## [Written problem]
Below are the records; collect from them each line containing the string "flowers".

### Provided entries ###

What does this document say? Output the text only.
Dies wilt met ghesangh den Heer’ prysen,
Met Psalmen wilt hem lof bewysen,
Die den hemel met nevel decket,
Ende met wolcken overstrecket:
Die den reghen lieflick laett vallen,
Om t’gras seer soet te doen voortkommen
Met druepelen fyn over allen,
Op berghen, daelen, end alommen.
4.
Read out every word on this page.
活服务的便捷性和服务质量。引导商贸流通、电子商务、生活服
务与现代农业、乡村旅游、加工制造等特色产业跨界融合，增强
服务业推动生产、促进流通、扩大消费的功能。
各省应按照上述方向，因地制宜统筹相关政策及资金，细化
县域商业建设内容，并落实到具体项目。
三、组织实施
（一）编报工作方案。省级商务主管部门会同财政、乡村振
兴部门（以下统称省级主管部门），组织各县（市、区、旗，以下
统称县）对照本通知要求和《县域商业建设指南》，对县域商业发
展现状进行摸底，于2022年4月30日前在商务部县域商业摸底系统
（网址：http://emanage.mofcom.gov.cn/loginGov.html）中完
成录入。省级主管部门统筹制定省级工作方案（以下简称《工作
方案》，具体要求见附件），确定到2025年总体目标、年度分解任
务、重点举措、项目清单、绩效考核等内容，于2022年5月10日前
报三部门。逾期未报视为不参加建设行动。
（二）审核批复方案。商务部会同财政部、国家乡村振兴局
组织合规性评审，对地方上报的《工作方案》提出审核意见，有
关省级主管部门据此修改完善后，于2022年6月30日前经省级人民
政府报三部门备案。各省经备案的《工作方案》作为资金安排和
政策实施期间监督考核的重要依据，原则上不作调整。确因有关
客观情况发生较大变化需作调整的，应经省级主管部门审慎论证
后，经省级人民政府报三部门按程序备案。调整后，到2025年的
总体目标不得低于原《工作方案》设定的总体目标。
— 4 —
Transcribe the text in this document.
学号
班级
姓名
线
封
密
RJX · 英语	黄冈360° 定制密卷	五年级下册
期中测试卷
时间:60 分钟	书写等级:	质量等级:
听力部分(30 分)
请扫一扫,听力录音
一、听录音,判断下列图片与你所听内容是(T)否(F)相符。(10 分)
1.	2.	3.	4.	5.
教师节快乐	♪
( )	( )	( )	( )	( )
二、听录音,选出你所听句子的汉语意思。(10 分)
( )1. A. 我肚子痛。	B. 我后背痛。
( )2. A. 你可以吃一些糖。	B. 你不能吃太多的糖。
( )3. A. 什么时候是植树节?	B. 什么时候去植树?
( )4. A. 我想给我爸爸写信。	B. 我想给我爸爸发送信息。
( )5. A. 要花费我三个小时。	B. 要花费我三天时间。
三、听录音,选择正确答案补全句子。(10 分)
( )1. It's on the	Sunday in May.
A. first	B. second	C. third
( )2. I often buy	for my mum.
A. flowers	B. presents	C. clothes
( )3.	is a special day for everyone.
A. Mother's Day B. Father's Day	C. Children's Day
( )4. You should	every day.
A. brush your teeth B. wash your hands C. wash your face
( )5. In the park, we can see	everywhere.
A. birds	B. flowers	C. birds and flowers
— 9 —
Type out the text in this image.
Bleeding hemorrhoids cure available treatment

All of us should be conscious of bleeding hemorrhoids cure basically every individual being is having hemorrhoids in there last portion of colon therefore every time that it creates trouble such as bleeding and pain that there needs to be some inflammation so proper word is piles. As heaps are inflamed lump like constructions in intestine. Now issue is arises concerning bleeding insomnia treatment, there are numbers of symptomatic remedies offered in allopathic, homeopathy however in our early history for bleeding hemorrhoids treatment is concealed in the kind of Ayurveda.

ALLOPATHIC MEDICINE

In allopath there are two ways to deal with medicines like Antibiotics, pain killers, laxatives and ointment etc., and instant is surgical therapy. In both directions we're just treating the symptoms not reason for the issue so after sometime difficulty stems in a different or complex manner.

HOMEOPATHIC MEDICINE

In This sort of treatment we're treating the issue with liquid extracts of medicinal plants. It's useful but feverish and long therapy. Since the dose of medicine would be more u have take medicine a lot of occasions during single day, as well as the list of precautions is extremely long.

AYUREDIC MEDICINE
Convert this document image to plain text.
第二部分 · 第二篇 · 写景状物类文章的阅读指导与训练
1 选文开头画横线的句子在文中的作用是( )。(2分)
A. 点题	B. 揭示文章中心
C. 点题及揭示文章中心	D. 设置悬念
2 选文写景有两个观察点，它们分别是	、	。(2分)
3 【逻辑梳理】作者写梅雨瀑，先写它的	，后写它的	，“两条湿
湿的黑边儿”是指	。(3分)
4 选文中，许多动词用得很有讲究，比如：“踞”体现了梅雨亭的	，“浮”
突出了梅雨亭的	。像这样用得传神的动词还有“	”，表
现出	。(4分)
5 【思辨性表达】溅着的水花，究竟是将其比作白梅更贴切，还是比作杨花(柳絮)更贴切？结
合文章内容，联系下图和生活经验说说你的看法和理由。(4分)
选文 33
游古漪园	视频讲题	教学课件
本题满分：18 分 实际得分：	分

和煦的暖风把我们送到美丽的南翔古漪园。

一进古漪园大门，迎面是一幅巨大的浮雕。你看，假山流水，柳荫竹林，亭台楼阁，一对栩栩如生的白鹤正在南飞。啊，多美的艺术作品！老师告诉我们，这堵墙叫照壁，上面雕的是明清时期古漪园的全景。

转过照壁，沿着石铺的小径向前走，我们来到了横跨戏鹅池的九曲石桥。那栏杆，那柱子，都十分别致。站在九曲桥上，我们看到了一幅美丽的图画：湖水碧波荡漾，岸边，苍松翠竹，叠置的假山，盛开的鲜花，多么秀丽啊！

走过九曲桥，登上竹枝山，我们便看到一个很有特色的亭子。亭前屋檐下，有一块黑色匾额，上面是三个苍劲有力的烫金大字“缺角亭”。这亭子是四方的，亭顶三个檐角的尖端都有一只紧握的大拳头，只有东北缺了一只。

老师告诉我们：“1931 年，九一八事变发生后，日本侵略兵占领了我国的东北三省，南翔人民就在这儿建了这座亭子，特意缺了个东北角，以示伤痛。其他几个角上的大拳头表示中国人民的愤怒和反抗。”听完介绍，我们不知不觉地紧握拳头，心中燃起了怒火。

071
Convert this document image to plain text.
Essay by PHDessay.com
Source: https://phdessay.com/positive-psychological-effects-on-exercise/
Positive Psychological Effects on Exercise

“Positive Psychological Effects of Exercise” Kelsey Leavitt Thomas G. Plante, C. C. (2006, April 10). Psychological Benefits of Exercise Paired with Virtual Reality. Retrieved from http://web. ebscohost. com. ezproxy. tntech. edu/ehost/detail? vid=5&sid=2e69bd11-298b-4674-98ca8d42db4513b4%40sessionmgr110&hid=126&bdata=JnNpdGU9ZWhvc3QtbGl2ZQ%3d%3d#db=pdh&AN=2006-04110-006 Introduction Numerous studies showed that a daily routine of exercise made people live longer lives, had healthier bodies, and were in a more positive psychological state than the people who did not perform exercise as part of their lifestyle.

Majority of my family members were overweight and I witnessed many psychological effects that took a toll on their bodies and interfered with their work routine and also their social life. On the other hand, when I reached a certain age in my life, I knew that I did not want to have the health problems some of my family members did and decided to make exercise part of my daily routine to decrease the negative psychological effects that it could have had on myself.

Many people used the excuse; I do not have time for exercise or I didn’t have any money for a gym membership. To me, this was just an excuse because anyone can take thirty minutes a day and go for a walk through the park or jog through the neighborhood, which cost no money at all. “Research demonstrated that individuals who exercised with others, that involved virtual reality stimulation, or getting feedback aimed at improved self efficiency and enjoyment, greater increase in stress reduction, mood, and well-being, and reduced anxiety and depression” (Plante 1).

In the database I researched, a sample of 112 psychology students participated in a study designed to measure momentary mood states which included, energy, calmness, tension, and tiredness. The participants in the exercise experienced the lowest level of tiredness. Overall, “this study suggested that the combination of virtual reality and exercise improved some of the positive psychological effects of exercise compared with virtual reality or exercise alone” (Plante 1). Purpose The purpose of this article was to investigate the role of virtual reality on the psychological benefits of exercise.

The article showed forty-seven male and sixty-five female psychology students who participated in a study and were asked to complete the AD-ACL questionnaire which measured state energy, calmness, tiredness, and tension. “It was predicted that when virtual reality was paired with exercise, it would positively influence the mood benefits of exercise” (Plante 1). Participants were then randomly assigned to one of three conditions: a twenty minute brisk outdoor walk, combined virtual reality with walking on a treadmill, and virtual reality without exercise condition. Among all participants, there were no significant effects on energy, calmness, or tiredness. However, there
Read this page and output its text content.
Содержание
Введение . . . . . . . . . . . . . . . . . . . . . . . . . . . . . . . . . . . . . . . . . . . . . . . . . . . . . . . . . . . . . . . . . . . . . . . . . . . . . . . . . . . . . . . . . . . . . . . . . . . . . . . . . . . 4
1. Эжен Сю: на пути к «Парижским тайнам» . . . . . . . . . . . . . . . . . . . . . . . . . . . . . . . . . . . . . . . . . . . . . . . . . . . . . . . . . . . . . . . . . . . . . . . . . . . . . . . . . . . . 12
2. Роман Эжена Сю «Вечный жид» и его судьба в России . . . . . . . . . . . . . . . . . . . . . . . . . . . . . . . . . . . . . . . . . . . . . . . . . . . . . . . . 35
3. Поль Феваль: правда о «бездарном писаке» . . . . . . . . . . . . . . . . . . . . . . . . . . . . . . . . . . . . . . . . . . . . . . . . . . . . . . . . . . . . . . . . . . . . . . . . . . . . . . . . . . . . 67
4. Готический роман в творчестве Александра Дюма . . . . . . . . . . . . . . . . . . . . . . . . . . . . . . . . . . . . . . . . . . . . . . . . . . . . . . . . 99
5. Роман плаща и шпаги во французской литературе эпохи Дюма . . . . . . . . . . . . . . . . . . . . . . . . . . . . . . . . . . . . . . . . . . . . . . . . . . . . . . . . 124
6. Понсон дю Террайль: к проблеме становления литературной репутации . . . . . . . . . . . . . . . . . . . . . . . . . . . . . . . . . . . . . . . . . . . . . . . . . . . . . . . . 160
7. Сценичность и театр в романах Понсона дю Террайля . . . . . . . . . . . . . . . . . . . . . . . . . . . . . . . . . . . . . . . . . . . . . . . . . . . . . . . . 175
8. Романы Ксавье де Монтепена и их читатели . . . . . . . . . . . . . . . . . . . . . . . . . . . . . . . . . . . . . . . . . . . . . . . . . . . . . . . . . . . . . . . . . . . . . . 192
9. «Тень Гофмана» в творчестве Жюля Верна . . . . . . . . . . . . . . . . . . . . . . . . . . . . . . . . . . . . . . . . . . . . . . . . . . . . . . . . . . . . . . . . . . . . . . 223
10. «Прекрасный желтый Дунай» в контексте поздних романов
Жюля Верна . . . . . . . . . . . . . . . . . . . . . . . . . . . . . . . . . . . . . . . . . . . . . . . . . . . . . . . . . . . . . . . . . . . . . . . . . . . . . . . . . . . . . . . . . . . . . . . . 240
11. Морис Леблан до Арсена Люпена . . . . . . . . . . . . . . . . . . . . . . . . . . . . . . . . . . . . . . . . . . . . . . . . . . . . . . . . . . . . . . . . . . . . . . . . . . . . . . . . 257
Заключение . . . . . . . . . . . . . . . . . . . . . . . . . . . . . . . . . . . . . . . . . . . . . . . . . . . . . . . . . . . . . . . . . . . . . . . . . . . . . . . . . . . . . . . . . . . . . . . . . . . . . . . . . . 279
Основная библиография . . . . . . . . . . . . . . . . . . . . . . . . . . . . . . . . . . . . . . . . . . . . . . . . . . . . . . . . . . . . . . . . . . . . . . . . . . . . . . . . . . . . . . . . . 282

###

## [Response below]
A. flowers	B. presents	C. clothes
A. birds	B. flowers	C. birds and flowers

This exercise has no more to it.